--- START OF Data for this exercise ---

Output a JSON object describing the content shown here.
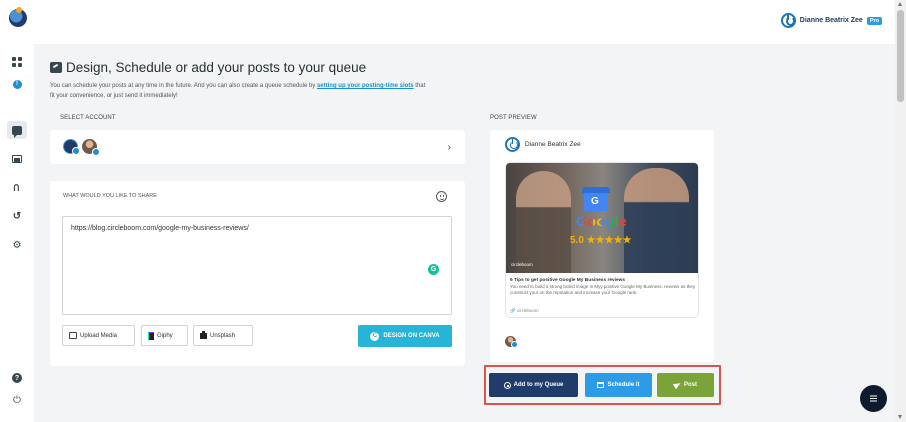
{
  "header": {
    "user_name": "Dianne Beatrix Zee",
    "badge": "Pro"
  },
  "page": {
    "title": "Design, Schedule or add your posts to your queue",
    "subtitle_start": "You can schedule your posts at any time in the future. And you can also create a queue schedule by ",
    "subtitle_link": "setting up your posting-time slots",
    "subtitle_end": " that fit your convenience, or just send it immediately!"
  },
  "select_account": {
    "label": "SELECT ACCOUNT",
    "chevron": "›"
  },
  "share": {
    "label": "WHAT WOULD YOU LIKE TO SHARE",
    "text_value": "https://blog.circleboom.com/google-my-business-reviews/",
    "grammarly": "G",
    "upload_label": "Upload Media",
    "giphy_label": "Giphy",
    "unsplash_label": "Unsplash",
    "canva_label": "DESIGN ON CANVA",
    "canva_icon_letter": "C"
  },
  "preview": {
    "label": "POST PREVIEW",
    "user_name": "Dianne Beatrix Zee",
    "image_word": "Google",
    "image_rating": "5.0 ★★★★★",
    "image_brand": "circleboom",
    "headline": "5 Tips to get positive Google My Business reviews",
    "description": "You need to build a strong brand image in Myy positive Google My Business. reviews as they construct your on the reputation and increase your Google rank.",
    "link": "🔗 circleboom"
  },
  "actions": {
    "queue_label": "Add to my Queue",
    "schedule_label": "Schedule it",
    "post_label": "Post"
  },
  "sidebar": {
    "info_icon_text": "!",
    "rss_icon": "⊃",
    "history_icon": "↺",
    "settings_icon": "⚙",
    "help_icon": "?",
    "power_icon": "⏻"
  },
  "colors": {
    "queue": "#1f3c6b",
    "schedule": "#2d9ce8",
    "post": "#7aa33a",
    "canva": "#26b5d6",
    "highlight": "#d9534f"
  }
}
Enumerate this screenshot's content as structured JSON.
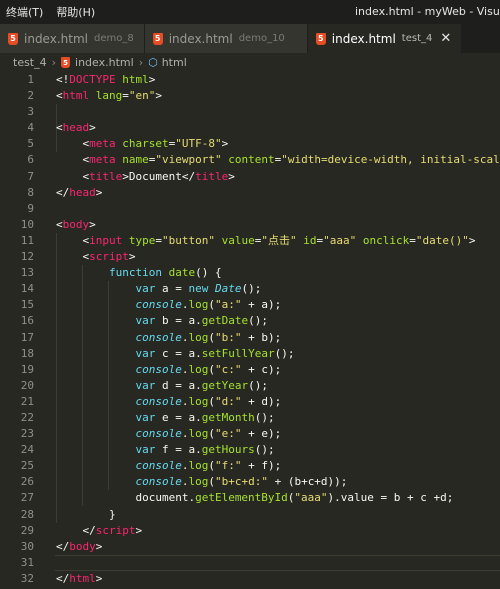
{
  "menubar": {
    "items": [
      {
        "label": "终端(T)"
      },
      {
        "label": "帮助(H)"
      }
    ],
    "window_title": "index.html - myWeb - Visual S"
  },
  "tabs": [
    {
      "icon": "html5-icon",
      "icon_glyph": "5",
      "name": "index.html",
      "dir": "demo_8",
      "active": false
    },
    {
      "icon": "html5-icon",
      "icon_glyph": "5",
      "name": "index.html",
      "dir": "demo_10",
      "active": false
    },
    {
      "icon": "html5-icon",
      "icon_glyph": "5",
      "name": "index.html",
      "dir": "test_4",
      "active": true,
      "close": "✕"
    }
  ],
  "breadcrumb": {
    "folder": "test_4",
    "sep": "›",
    "file": "index.html",
    "element": "html",
    "file_icon_glyph": "5",
    "element_icon_glyph": "⬡"
  },
  "colors": {
    "tag": "#f92672",
    "attr": "#a6e22e",
    "string": "#e6db74",
    "keyword": "#66d9ef",
    "text": "#f8f8f2",
    "func": "#a6e22e",
    "background": "#272822",
    "line_number": "#90908a"
  },
  "editor": {
    "current_line": 31,
    "lines": [
      {
        "n": "1",
        "tokens": [
          [
            "p",
            "<!"
          ],
          [
            "t",
            "DOCTYPE"
          ],
          [
            "p",
            " "
          ],
          [
            "a",
            "html"
          ],
          [
            "p",
            ">"
          ]
        ]
      },
      {
        "n": "2",
        "tokens": [
          [
            "p",
            "<"
          ],
          [
            "t",
            "html"
          ],
          [
            "p",
            " "
          ],
          [
            "a",
            "lang"
          ],
          [
            "p",
            "="
          ],
          [
            "s",
            "\"en\""
          ],
          [
            "p",
            ">"
          ]
        ]
      },
      {
        "n": "3",
        "tokens": []
      },
      {
        "n": "4",
        "tokens": [
          [
            "p",
            "<"
          ],
          [
            "t",
            "head"
          ],
          [
            "p",
            ">"
          ]
        ]
      },
      {
        "n": "5",
        "tokens": [
          [
            "p",
            "    <"
          ],
          [
            "t",
            "meta"
          ],
          [
            "p",
            " "
          ],
          [
            "a",
            "charset"
          ],
          [
            "p",
            "="
          ],
          [
            "s",
            "\"UTF-8\""
          ],
          [
            "p",
            ">"
          ]
        ]
      },
      {
        "n": "6",
        "tokens": [
          [
            "p",
            "    <"
          ],
          [
            "t",
            "meta"
          ],
          [
            "p",
            " "
          ],
          [
            "a",
            "name"
          ],
          [
            "p",
            "="
          ],
          [
            "s",
            "\"viewport\""
          ],
          [
            "p",
            " "
          ],
          [
            "a",
            "content"
          ],
          [
            "p",
            "="
          ],
          [
            "s",
            "\"width=device-width, initial-scale="
          ]
        ]
      },
      {
        "n": "7",
        "tokens": [
          [
            "p",
            "    <"
          ],
          [
            "t",
            "title"
          ],
          [
            "p",
            ">Document</"
          ],
          [
            "t",
            "title"
          ],
          [
            "p",
            ">"
          ]
        ]
      },
      {
        "n": "8",
        "tokens": [
          [
            "p",
            "</"
          ],
          [
            "t",
            "head"
          ],
          [
            "p",
            ">"
          ]
        ]
      },
      {
        "n": "9",
        "tokens": []
      },
      {
        "n": "10",
        "tokens": [
          [
            "p",
            "<"
          ],
          [
            "t",
            "body"
          ],
          [
            "p",
            ">"
          ]
        ]
      },
      {
        "n": "11",
        "tokens": [
          [
            "p",
            "    <"
          ],
          [
            "t",
            "input"
          ],
          [
            "p",
            " "
          ],
          [
            "a",
            "type"
          ],
          [
            "p",
            "="
          ],
          [
            "s",
            "\"button\""
          ],
          [
            "p",
            " "
          ],
          [
            "a",
            "value"
          ],
          [
            "p",
            "="
          ],
          [
            "s",
            "\"点击\""
          ],
          [
            "p",
            " "
          ],
          [
            "a",
            "id"
          ],
          [
            "p",
            "="
          ],
          [
            "s",
            "\"aaa\""
          ],
          [
            "p",
            " "
          ],
          [
            "a",
            "onclick"
          ],
          [
            "p",
            "="
          ],
          [
            "s",
            "\"date()\""
          ],
          [
            "p",
            ">"
          ]
        ]
      },
      {
        "n": "12",
        "tokens": [
          [
            "p",
            "    <"
          ],
          [
            "t",
            "script"
          ],
          [
            "p",
            ">"
          ]
        ]
      },
      {
        "n": "13",
        "tokens": [
          [
            "p",
            "        "
          ],
          [
            "k",
            "function"
          ],
          [
            "p",
            " "
          ],
          [
            "f",
            "date"
          ],
          [
            "p",
            "() {"
          ]
        ]
      },
      {
        "n": "14",
        "tokens": [
          [
            "p",
            "            "
          ],
          [
            "k",
            "var"
          ],
          [
            "p",
            " a = "
          ],
          [
            "k",
            "new"
          ],
          [
            "p",
            " "
          ],
          [
            "c",
            "Date"
          ],
          [
            "p",
            "();"
          ]
        ]
      },
      {
        "n": "15",
        "tokens": [
          [
            "p",
            "            "
          ],
          [
            "c",
            "console"
          ],
          [
            "p",
            "."
          ],
          [
            "f",
            "log"
          ],
          [
            "p",
            "("
          ],
          [
            "s",
            "\"a:\""
          ],
          [
            "p",
            " + a);"
          ]
        ]
      },
      {
        "n": "16",
        "tokens": [
          [
            "p",
            "            "
          ],
          [
            "k",
            "var"
          ],
          [
            "p",
            " b = a."
          ],
          [
            "f",
            "getDate"
          ],
          [
            "p",
            "();"
          ]
        ]
      },
      {
        "n": "17",
        "tokens": [
          [
            "p",
            "            "
          ],
          [
            "c",
            "console"
          ],
          [
            "p",
            "."
          ],
          [
            "f",
            "log"
          ],
          [
            "p",
            "("
          ],
          [
            "s",
            "\"b:\""
          ],
          [
            "p",
            " + b);"
          ]
        ]
      },
      {
        "n": "18",
        "tokens": [
          [
            "p",
            "            "
          ],
          [
            "k",
            "var"
          ],
          [
            "p",
            " c = a."
          ],
          [
            "f",
            "setFullYear"
          ],
          [
            "p",
            "();"
          ]
        ]
      },
      {
        "n": "19",
        "tokens": [
          [
            "p",
            "            "
          ],
          [
            "c",
            "console"
          ],
          [
            "p",
            "."
          ],
          [
            "f",
            "log"
          ],
          [
            "p",
            "("
          ],
          [
            "s",
            "\"c:\""
          ],
          [
            "p",
            " + c);"
          ]
        ]
      },
      {
        "n": "20",
        "tokens": [
          [
            "p",
            "            "
          ],
          [
            "k",
            "var"
          ],
          [
            "p",
            " d = a."
          ],
          [
            "f",
            "getYear"
          ],
          [
            "p",
            "();"
          ]
        ]
      },
      {
        "n": "21",
        "tokens": [
          [
            "p",
            "            "
          ],
          [
            "c",
            "console"
          ],
          [
            "p",
            "."
          ],
          [
            "f",
            "log"
          ],
          [
            "p",
            "("
          ],
          [
            "s",
            "\"d:\""
          ],
          [
            "p",
            " + d);"
          ]
        ]
      },
      {
        "n": "22",
        "tokens": [
          [
            "p",
            "            "
          ],
          [
            "k",
            "var"
          ],
          [
            "p",
            " e = a."
          ],
          [
            "f",
            "getMonth"
          ],
          [
            "p",
            "();"
          ]
        ]
      },
      {
        "n": "23",
        "tokens": [
          [
            "p",
            "            "
          ],
          [
            "c",
            "console"
          ],
          [
            "p",
            "."
          ],
          [
            "f",
            "log"
          ],
          [
            "p",
            "("
          ],
          [
            "s",
            "\"e:\""
          ],
          [
            "p",
            " + e);"
          ]
        ]
      },
      {
        "n": "24",
        "tokens": [
          [
            "p",
            "            "
          ],
          [
            "k",
            "var"
          ],
          [
            "p",
            " f = a."
          ],
          [
            "f",
            "getHours"
          ],
          [
            "p",
            "();"
          ]
        ]
      },
      {
        "n": "25",
        "tokens": [
          [
            "p",
            "            "
          ],
          [
            "c",
            "console"
          ],
          [
            "p",
            "."
          ],
          [
            "f",
            "log"
          ],
          [
            "p",
            "("
          ],
          [
            "s",
            "\"f:\""
          ],
          [
            "p",
            " + f);"
          ]
        ]
      },
      {
        "n": "26",
        "tokens": [
          [
            "p",
            "            "
          ],
          [
            "c",
            "console"
          ],
          [
            "p",
            "."
          ],
          [
            "f",
            "log"
          ],
          [
            "p",
            "("
          ],
          [
            "s",
            "\"b+c+d:\""
          ],
          [
            "p",
            " + (b+c+d));"
          ]
        ]
      },
      {
        "n": "27",
        "tokens": [
          [
            "p",
            "            document."
          ],
          [
            "f",
            "getElementById"
          ],
          [
            "p",
            "("
          ],
          [
            "s",
            "\"aaa\""
          ],
          [
            "p",
            ").value = b + c +d;"
          ]
        ]
      },
      {
        "n": "28",
        "tokens": [
          [
            "p",
            "        }"
          ]
        ]
      },
      {
        "n": "29",
        "tokens": [
          [
            "p",
            "    </"
          ],
          [
            "t",
            "script"
          ],
          [
            "p",
            ">"
          ]
        ]
      },
      {
        "n": "30",
        "tokens": [
          [
            "p",
            "</"
          ],
          [
            "t",
            "body"
          ],
          [
            "p",
            ">"
          ]
        ]
      },
      {
        "n": "31",
        "tokens": []
      },
      {
        "n": "32",
        "tokens": [
          [
            "p",
            "</"
          ],
          [
            "t",
            "html"
          ],
          [
            "p",
            ">"
          ]
        ]
      }
    ]
  }
}
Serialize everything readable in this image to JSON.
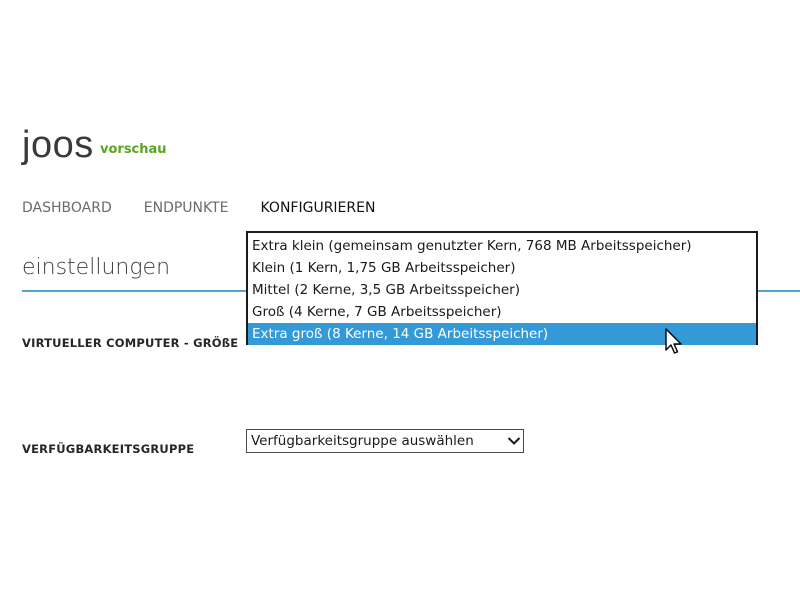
{
  "app": {
    "title": "joos",
    "badge": "vorschau"
  },
  "tabs": [
    {
      "label": "DASHBOARD",
      "active": false
    },
    {
      "label": "ENDPUNKTE",
      "active": false
    },
    {
      "label": "KONFIGURIEREN",
      "active": true
    }
  ],
  "section": {
    "title": "einstellungen",
    "accent_color": "#4fa3d6"
  },
  "fields": {
    "vm_size": {
      "label": "VIRTUELLER COMPUTER - GRÖßE",
      "options": [
        "Extra klein (gemeinsam genutzter Kern, 768 MB Arbeitsspeicher)",
        "Klein (1 Kern, 1,75 GB Arbeitsspeicher)",
        "Mittel (2 Kerne, 3,5 GB Arbeitsspeicher)",
        "Groß (4 Kerne, 7 GB Arbeitsspeicher)",
        "Extra groß (8 Kerne, 14 GB Arbeitsspeicher)"
      ],
      "highlighted_index": 4,
      "highlight_color": "#3399d7"
    },
    "availability_group": {
      "label": "VERFÜGBARKEITSGRUPPE",
      "selected_value": "Verfügbarkeitsgruppe auswählen",
      "icon": "chevron-down-icon"
    }
  },
  "colors": {
    "badge": "#5aa51f",
    "active_tab": "#111111",
    "inactive_tab": "#6b6b6b"
  }
}
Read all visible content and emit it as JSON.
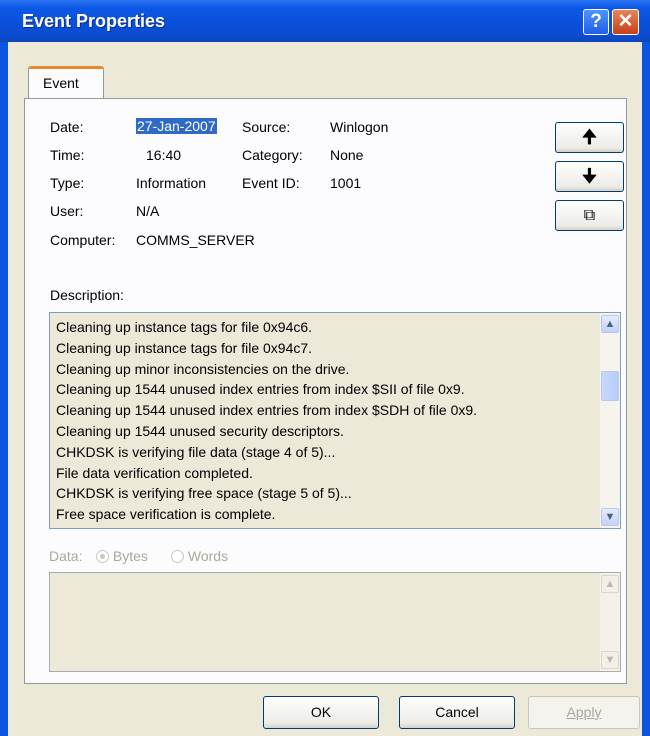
{
  "window": {
    "title": "Event Properties",
    "help_glyph": "?",
    "close_glyph": "✕"
  },
  "tabs": [
    {
      "label": "Event"
    }
  ],
  "event": {
    "date_label": "Date:",
    "date_value": "27-Jan-2007",
    "source_label": "Source:",
    "source_value": "Winlogon",
    "time_label": "Time:",
    "time_value": "16:40",
    "category_label": "Category:",
    "category_value": "None",
    "type_label": "Type:",
    "type_value": "Information",
    "eventid_label": "Event ID:",
    "eventid_value": "1001",
    "user_label": "User:",
    "user_value": "N/A",
    "computer_label": "Computer:",
    "computer_value": "COMMS_SERVER"
  },
  "nav_buttons": {
    "up_glyph": "🠉",
    "down_glyph": "🠋",
    "copy_glyph": "⧉"
  },
  "description": {
    "label": "Description:",
    "lines": [
      "Cleaning up instance tags for file 0x94c6.",
      "Cleaning up instance tags for file 0x94c7.",
      "Cleaning up minor inconsistencies on the drive.",
      "Cleaning up 1544 unused index entries from index $SII of file 0x9.",
      "Cleaning up 1544 unused index entries from index $SDH of file 0x9.",
      "Cleaning up 1544 unused security descriptors.",
      "CHKDSK is verifying file data (stage 4 of 5)...",
      "File data verification completed.",
      "CHKDSK is verifying free space (stage 5 of 5)...",
      "Free space verification is complete."
    ]
  },
  "data_section": {
    "label": "Data:",
    "bytes_label": "Bytes",
    "words_label": "Words",
    "selected": "Bytes"
  },
  "buttons": {
    "ok": "OK",
    "cancel": "Cancel",
    "apply": "Apply"
  },
  "colors": {
    "title_bar": "#0b54e0",
    "dialog_bg": "#ece9d8",
    "selection": "#316ac5",
    "tab_accent": "#e68b2c"
  }
}
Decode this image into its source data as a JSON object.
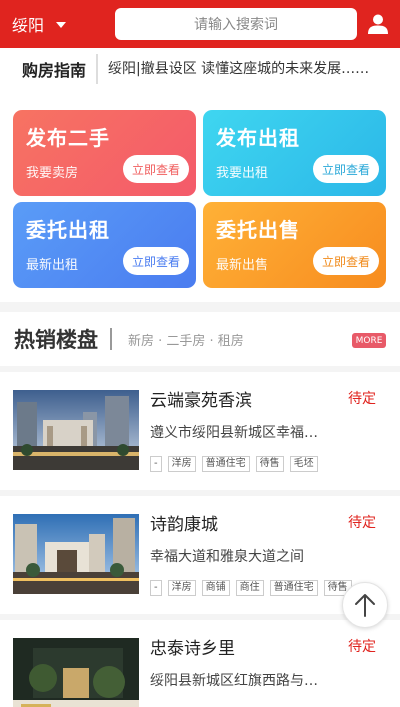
{
  "header": {
    "city": "绥阳",
    "search_placeholder": "请输入搜索词",
    "user_icon": "user-icon",
    "brand_color": "#e0241f"
  },
  "guide": {
    "title": "购房指南",
    "headline": "绥阳|撤县设区 读懂这座城的未来发展……"
  },
  "tiles": [
    {
      "title": "发布二手",
      "subtitle": "我要卖房",
      "button": "立即查看"
    },
    {
      "title": "发布出租",
      "subtitle": "我要出租",
      "button": "立即查看"
    },
    {
      "title": "委托出租",
      "subtitle": "最新出租",
      "button": "立即查看"
    },
    {
      "title": "委托出售",
      "subtitle": "最新出售",
      "button": "立即查看"
    }
  ],
  "hot": {
    "title": "热销楼盘",
    "categories": "新房 · 二手房 · 租房",
    "more": "MORE"
  },
  "listings": [
    {
      "name": "云端豪苑香滨",
      "price": "待定",
      "address": "遵义市绥阳县新城区幸福大道",
      "tags": [
        "-",
        "洋房",
        "普通住宅",
        "待售",
        "毛坯"
      ]
    },
    {
      "name": "诗韵康城",
      "price": "待定",
      "address": "幸福大道和雅泉大道之间",
      "tags": [
        "-",
        "洋房",
        "商铺",
        "商住",
        "普通住宅",
        "待售"
      ]
    },
    {
      "name": "忠泰诗乡里",
      "price": "待定",
      "address": "绥阳县新城区红旗西路与幸福大道",
      "tags": []
    }
  ],
  "scroll_top_icon": "arrow-up-icon"
}
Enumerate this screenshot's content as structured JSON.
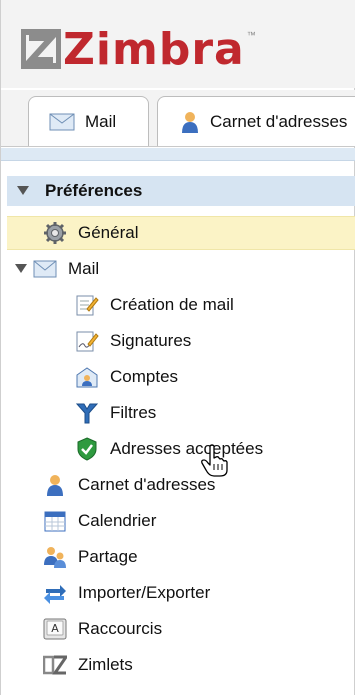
{
  "app": {
    "logo_text": "Zimbra"
  },
  "tabs": [
    {
      "label": "Mail",
      "icon": "envelope-icon"
    },
    {
      "label": "Carnet d'adresses",
      "icon": "contact-icon"
    }
  ],
  "tree": {
    "header": "Préférences",
    "items": [
      {
        "key": "general",
        "label": "Général",
        "icon": "gear-icon",
        "selected": true
      },
      {
        "key": "mail",
        "label": "Mail",
        "icon": "envelope-icon",
        "expanded": true
      },
      {
        "key": "composing",
        "label": "Création de mail",
        "icon": "compose-icon"
      },
      {
        "key": "signatures",
        "label": "Signatures",
        "icon": "signature-icon"
      },
      {
        "key": "accounts",
        "label": "Comptes",
        "icon": "accounts-icon"
      },
      {
        "key": "filters",
        "label": "Filtres",
        "icon": "filter-icon"
      },
      {
        "key": "trusted",
        "label": "Adresses acceptées",
        "icon": "shield-check-icon"
      },
      {
        "key": "contacts",
        "label": "Carnet d'adresses",
        "icon": "contact-icon"
      },
      {
        "key": "calendar",
        "label": "Calendrier",
        "icon": "calendar-icon"
      },
      {
        "key": "sharing",
        "label": "Partage",
        "icon": "sharing-icon"
      },
      {
        "key": "importexport",
        "label": "Importer/Exporter",
        "icon": "import-export-icon"
      },
      {
        "key": "shortcuts",
        "label": "Raccourcis",
        "icon": "keyboard-key-icon"
      },
      {
        "key": "zimlets",
        "label": "Zimlets",
        "icon": "zimlet-icon"
      }
    ]
  }
}
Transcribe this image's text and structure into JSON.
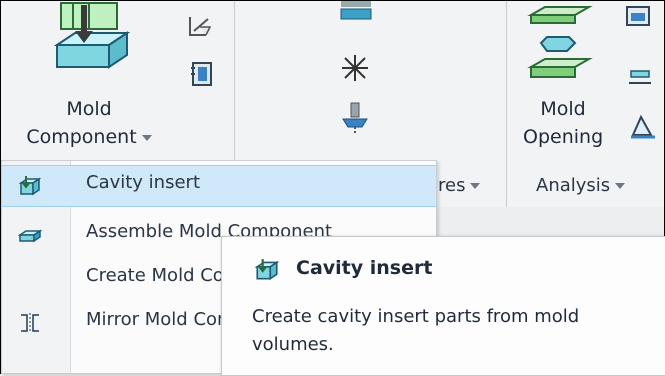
{
  "ribbon": {
    "mold_component": {
      "line1": "Mold",
      "line2": "Component"
    },
    "mold_opening": {
      "line1": "Mold",
      "line2": "Opening"
    },
    "groups": {
      "features_suffix": "res",
      "analysis": "Analysis"
    }
  },
  "menu": {
    "items": [
      {
        "label": "Cavity insert",
        "icon": "cavity-insert-icon",
        "highlighted": true
      },
      {
        "label": "Assemble Mold Component",
        "icon": "assemble-mold-component-icon"
      },
      {
        "label": "Create Mold Component",
        "icon": ""
      },
      {
        "label": "Mirror Mold Component",
        "icon": "mirror-icon"
      }
    ]
  },
  "tooltip": {
    "title": "Cavity insert",
    "description": "Create cavity insert parts from mold volumes."
  },
  "colors": {
    "highlight": "#cfe8fa",
    "icon_teal": "#7fd6e0",
    "icon_green": "#7fcf7a"
  }
}
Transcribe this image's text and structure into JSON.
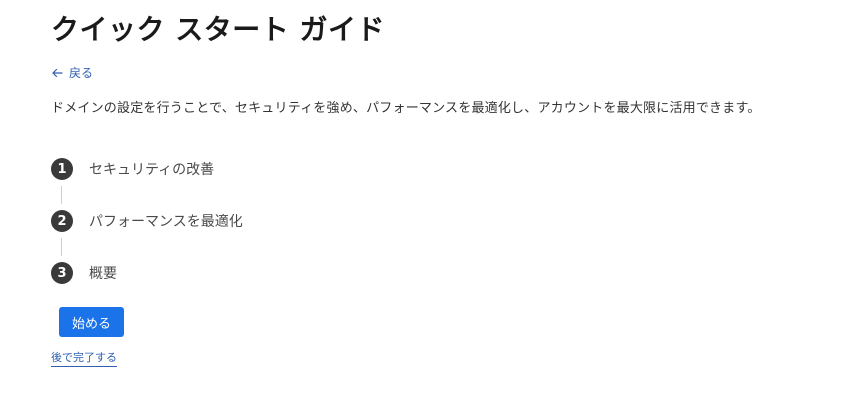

--- END OF Data for this exercise ---

▸ Request:
Scan the lines above for "space", then copy every one that has it.

▸ Task result:
      "CHKDSK is verifying free space (stage 5 of 5)...",
      "Free space verification is complete."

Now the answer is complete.